(OBJECTIVE): Look below for the line that contains "Type out the text in this image.", then copy it and each following line to the end of the records, minus any pictures.

Dataset excerpt
## START

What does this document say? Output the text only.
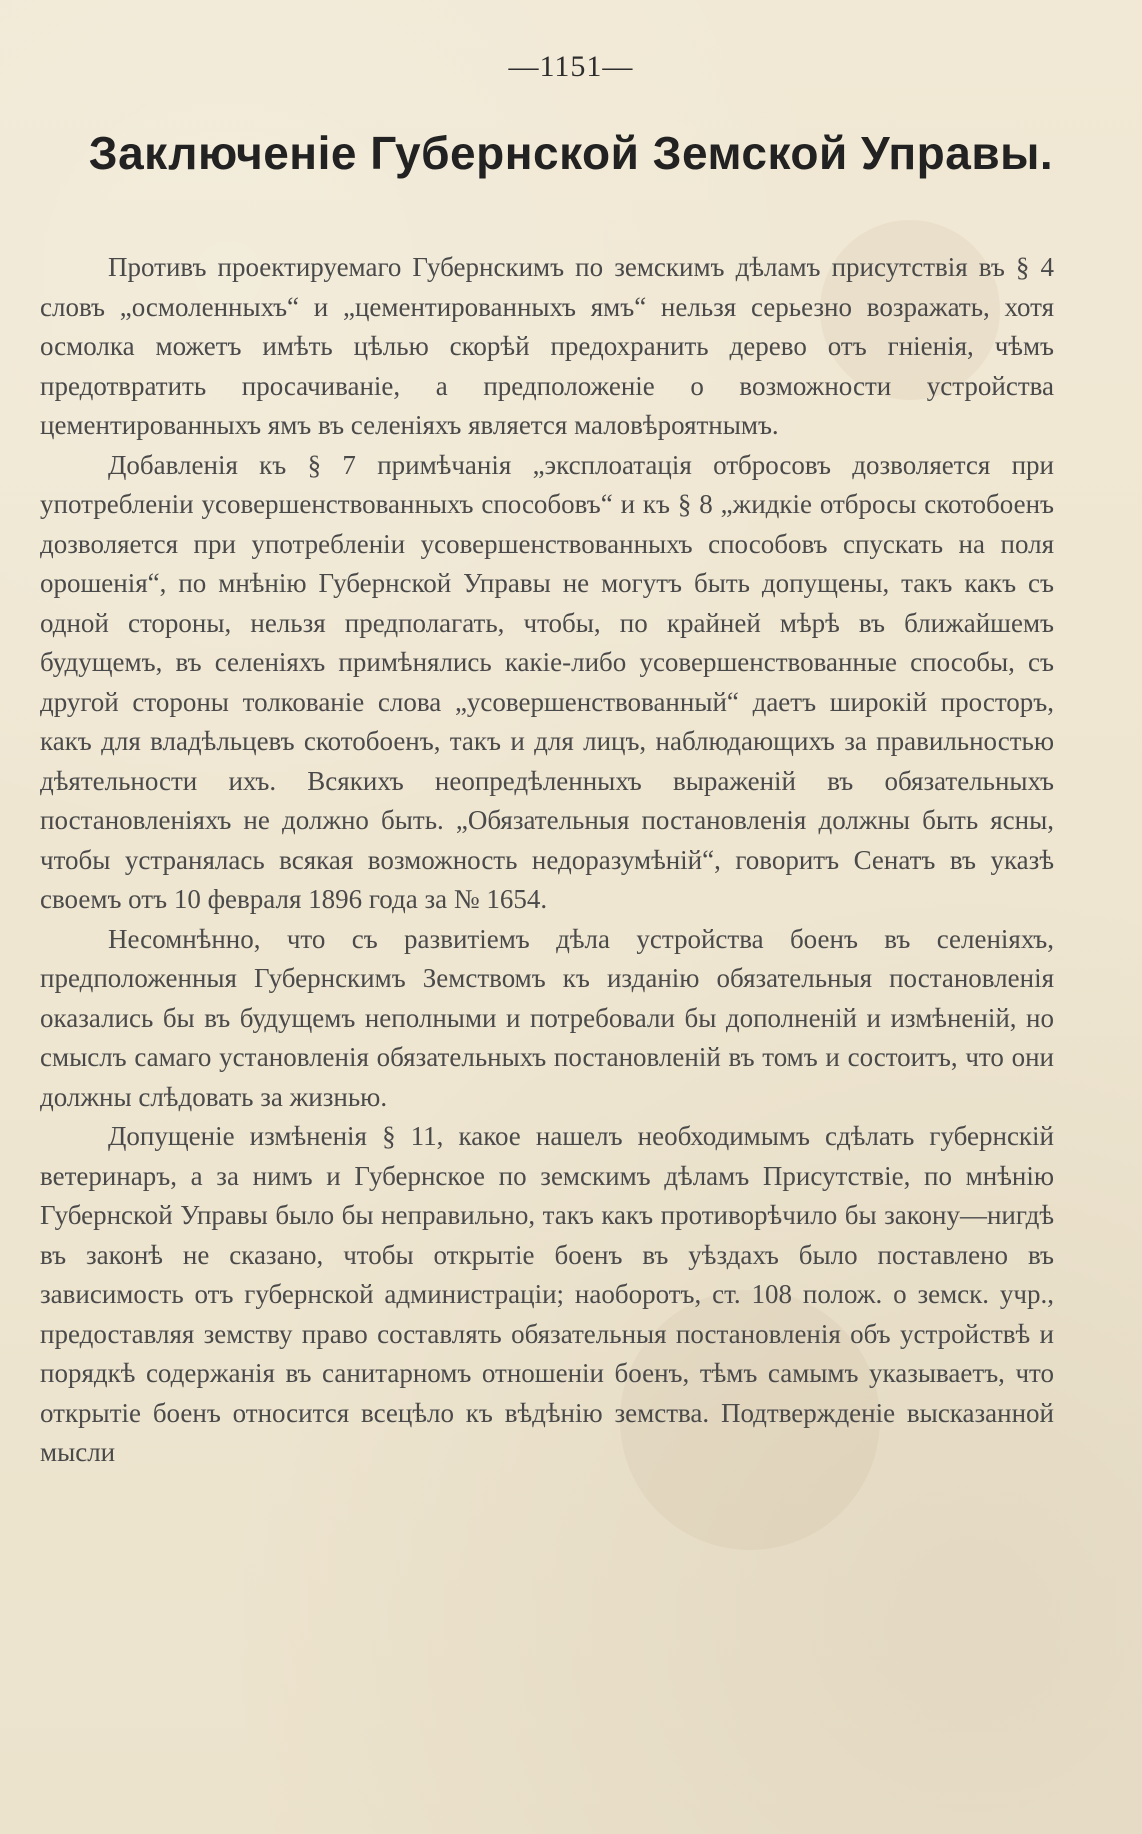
—1151—
Заключеніе Губернской Земской Управы.

Противъ проектируемаго Губернскимъ по земскимъ дѣламъ присутствія въ § 4 словъ „осмоленныхъ“ и „цементированныхъ ямъ“ нельзя серьезно возражать, хотя осмолка можетъ имѣть цѣлью скорѣй предохранить дерево отъ гніенія, чѣмъ предотвратить просачиваніе, а предположеніе о возможности устройства цементированныхъ ямъ въ селеніяхъ является маловѣроятнымъ.

Добавленія къ § 7 примѣчанія „эксплоатація отбросовъ дозволяется при употребленіи усовершенствованныхъ способовъ“ и къ § 8 „жидкіе отбросы скотобоенъ дозволяется при употребленіи усовершенствованныхъ способовъ спускать на поля орошенія“, по мнѣнію Губернской Управы не могутъ быть допущены, такъ какъ съ одной стороны, нельзя предполагать, чтобы, по крайней мѣрѣ въ ближайшемъ будущемъ, въ селеніяхъ примѣнялись какіе-либо усовершенствованные способы, съ другой стороны толкованіе слова „усовершенствованный“ даетъ широкій просторъ, какъ для владѣльцевъ скотобоенъ, такъ и для лицъ, наблюдающихъ за правильностью дѣятельности ихъ. Всякихъ неопредѣленныхъ выраженій въ обязательныхъ постановленіяхъ не должно быть. „Обязательныя постановленія должны быть ясны, чтобы устранялась всякая возможность недоразумѣній“, говоритъ Сенатъ въ указѣ своемъ отъ 10 февраля 1896 года за № 1654.

Несомнѣнно, что съ развитіемъ дѣла устройства боенъ въ селеніяхъ, предположенныя Губернскимъ Земствомъ къ изданію обязательныя постановленія оказались бы въ будущемъ неполными и потребовали бы дополненій и измѣненій, но смыслъ самаго установленія обязательныхъ постановленій въ томъ и состоитъ, что они должны слѣдовать за жизнью.

Допущеніе измѣненія § 11, какое нашелъ необходимымъ сдѣлать губернскій ветеринаръ, а за нимъ и Губернское по земскимъ дѣламъ Присутствіе, по мнѣнію Губернской Управы было бы неправильно, такъ какъ противорѣчило бы закону—нигдѣ въ законѣ не сказано, чтобы открытіе боенъ въ уѣздахъ было поставлено въ зависимость отъ губернской администраціи; наоборотъ, ст. 108 полож. о земск. учр., предоставляя земству право составлять обязательныя постановленія объ устройствѣ и порядкѣ содержанія въ санитарномъ отношеніи боенъ, тѣмъ самымъ указываетъ, что открытіе боенъ относится всецѣло къ вѣдѣнію земства. Подтвержденіе высказанной мысли
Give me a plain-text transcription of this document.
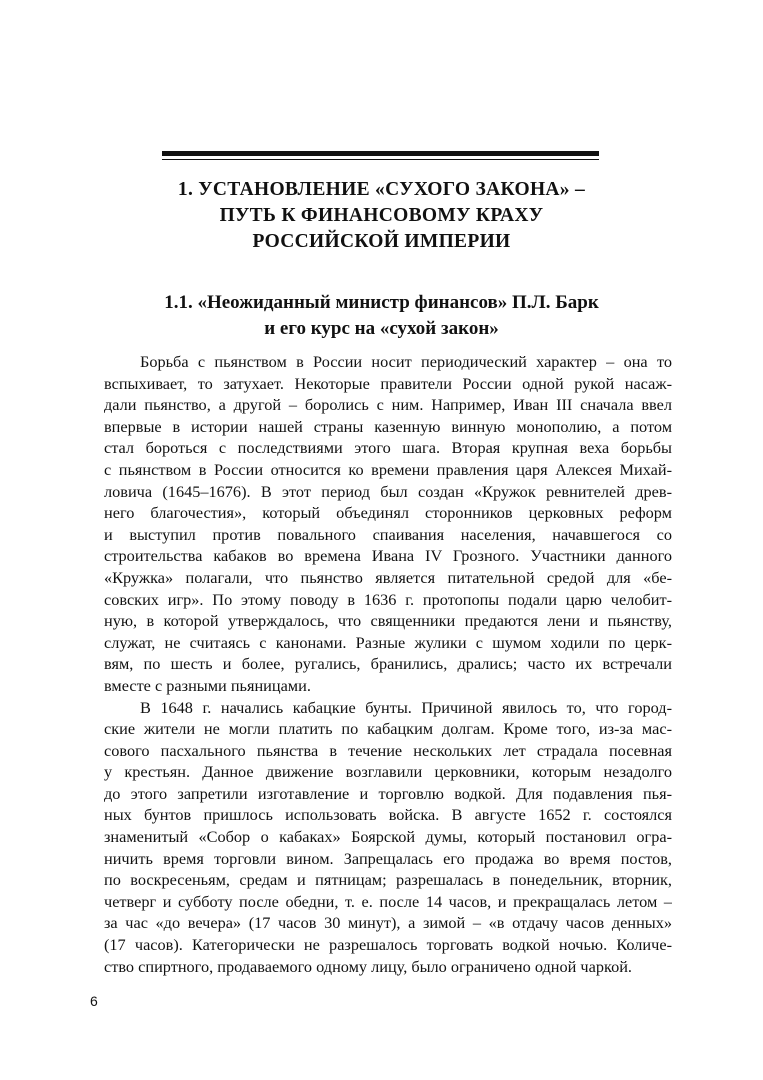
1. УСТАНОВЛЕНИЕ «СУХОГО ЗАКОНА» –
ПУТЬ К ФИНАНСОВОМУ КРАХУ
РОССИЙСКОЙ ИМПЕРИИ
1.1. «Неожиданный министр финансов» П.Л. Барк
и его курс на «сухой закон»

Борьба с пьянством в России носит периодический характер – она то
вспыхивает, то затухает. Некоторые правители России одной рукой насаж-
дали пьянство, а другой – боролись с ним. Например, Иван III сначала ввел
впервые в истории нашей страны казенную винную монополию, а потом
стал бороться с последствиями этого шага. Вторая крупная веха борьбы
с пьянством в России относится ко времени правления царя Алексея Михай-
ловича (1645–1676). В этот период был создан «Кружок ревнителей древ-
него благочестия», который объединял сторонников церковных реформ
и выступил против повального спаивания населения, начавшегося со
строительства кабаков во времена Ивана IV Грозного. Участники данного
«Кружка» полагали, что пьянство является питательной средой для «бе-
совских игр». По этому поводу в 1636 г. протопопы подали царю челобит-
ную, в которой утверждалось, что священники предаются лени и пьянству,
служат, не считаясь с канонами. Разные жулики с шумом ходили по церк-
вям, по шесть и более, ругались, бранились, дрались; часто их встречали
вместе с разными пьяницами.

В 1648 г. начались кабацкие бунты. Причиной явилось то, что город-
ские жители не могли платить по кабацким долгам. Кроме того, из-за мас-
сового пасхального пьянства в течение нескольких лет страдала посевная
у крестьян. Данное движение возглавили церковники, которым незадолго
до этого запретили изготавление и торговлю водкой. Для подавления пья-
ных бунтов пришлось использовать войска. В августе 1652 г. состоялся
знаменитый «Собор о кабаках» Боярской думы, который постановил огра-
ничить время торговли вином. Запрещалась его продажа во время постов,
по воскресеньям, средам и пятницам; разрешалась в понедельник, вторник,
четверг и субботу после обедни, т. е. после 14 часов, и прекращалась летом –
за час «до вечера» (17 часов 30 минут), а зимой – «в отдачу часов денных»
(17 часов). Категорически не разрешалось торговать водкой ночью. Количе-
ство спиртного, продаваемого одному лицу, было ограничено одной чаркой.

6
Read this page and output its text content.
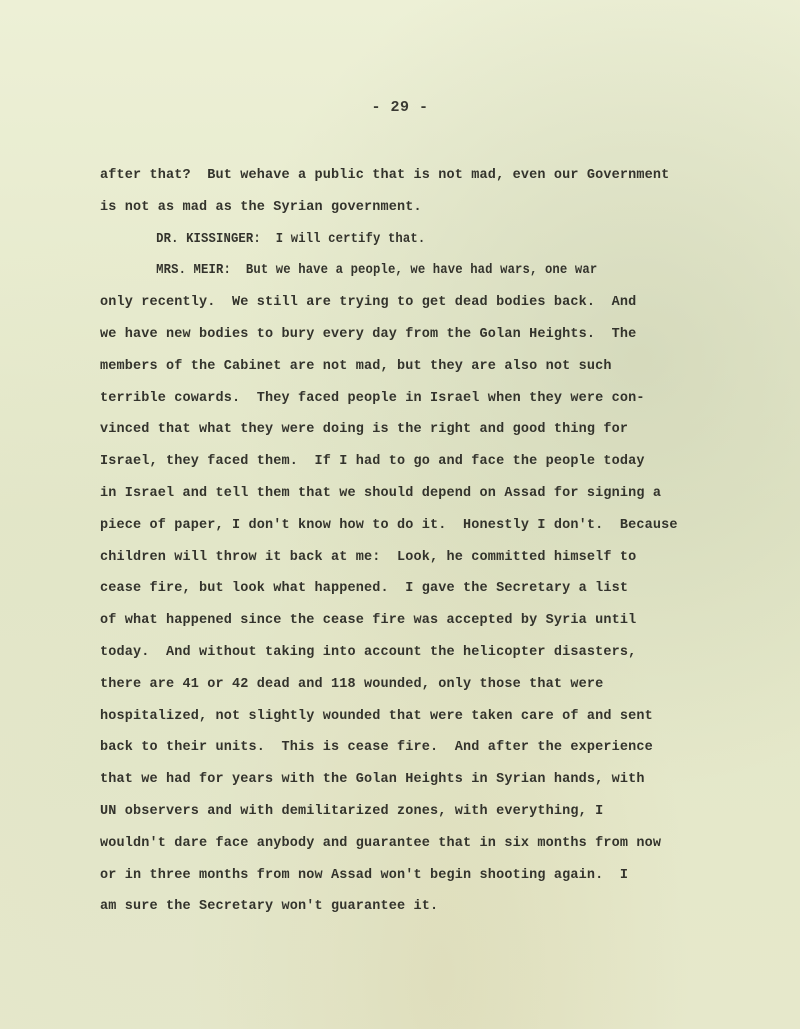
- 29 -
after that?  But wehave a public that is not mad, even our Government
is not as mad as the Syrian government.
DR. KISSINGER:  I will certify that.
MRS. MEIR:  But we have a people, we have had wars, one war
only recently.  We still are trying to get dead bodies back.  And
we have new bodies to bury every day from the Golan Heights.  The
members of the Cabinet are not mad, but they are also not such
terrible cowards.  They faced people in Israel when they were con-
vinced that what they were doing is the right and good thing for
Israel, they faced them.  If I had to go and face the people today
in Israel and tell them that we should depend on Assad for signing a
piece of paper, I don't know how to do it.  Honestly I don't.  Because
children will throw it back at me:  Look, he committed himself to
cease fire, but look what happened.  I gave the Secretary a list
of what happened since the cease fire was accepted by Syria until
today.  And without taking into account the helicopter disasters,
there are 41 or 42 dead and 118 wounded, only those that were
hospitalized, not slightly wounded that were taken care of and sent
back to their units.  This is cease fire.  And after the experience
that we had for years with the Golan Heights in Syrian hands, with
UN observers and with demilitarized zones, with everything, I
wouldn't dare face anybody and guarantee that in six months from now
or in three months from now Assad won't begin shooting again.  I
am sure the Secretary won't guarantee it.
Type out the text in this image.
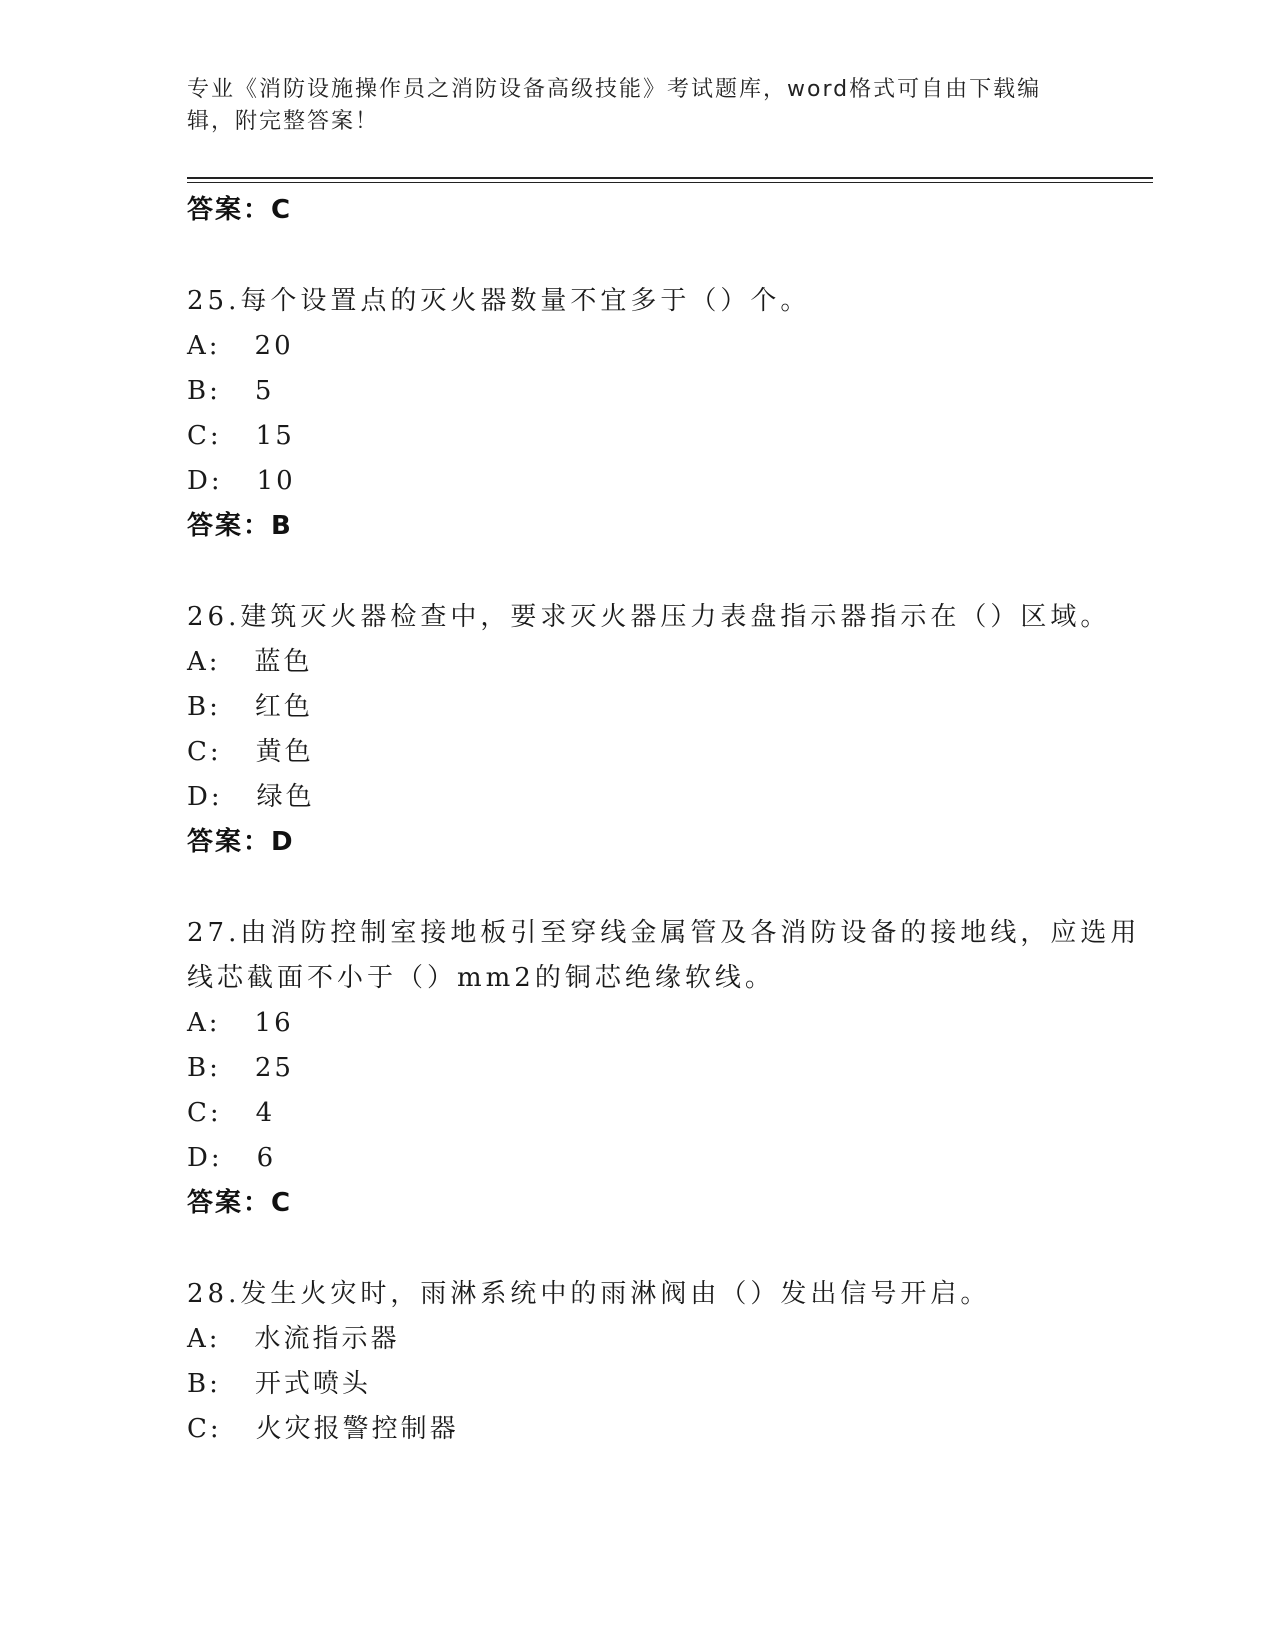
专业《消防设施操作员之消防设备高级技能》考试题库，word格式可自由下载编辑，附完整答案！
答案：C
25.每个设置点的灭火器数量不宜多于（）个。
A: 20
B: 5
C: 15
D: 10
答案：B
26.建筑灭火器检查中，要求灭火器压力表盘指示器指示在（）区域。
A: 蓝色
B: 红色
C: 黄色
D: 绿色
答案：D
27.由消防控制室接地板引至穿线金属管及各消防设备的接地线，应选用线芯截面不小于（）mm2的铜芯绝缘软线。
A: 16
B: 25
C: 4
D: 6
答案：C
28.发生火灾时，雨淋系统中的雨淋阀由（）发出信号开启。
A: 水流指示器
B: 开式喷头
C: 火灾报警控制器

## END

(THE REPLY):
Type out the text in this image.
专业《消防设施操作员之消防设备高级技能》考试题库，word格式可自由下载编辑，附完整答案！
答案：C
25.每个设置点的灭火器数量不宜多于（）个。
A: 20
B: 5
C: 15
D: 10
答案：B
26.建筑灭火器检查中，要求灭火器压力表盘指示器指示在（）区域。
A: 蓝色
B: 红色
C: 黄色
D: 绿色
答案：D
27.由消防控制室接地板引至穿线金属管及各消防设备的接地线，应选用线芯截面不小于（）mm2的铜芯绝缘软线。
A: 16
B: 25
C: 4
D: 6
答案：C
28.发生火灾时，雨淋系统中的雨淋阀由（）发出信号开启。
A: 水流指示器
B: 开式喷头
C: 火灾报警控制器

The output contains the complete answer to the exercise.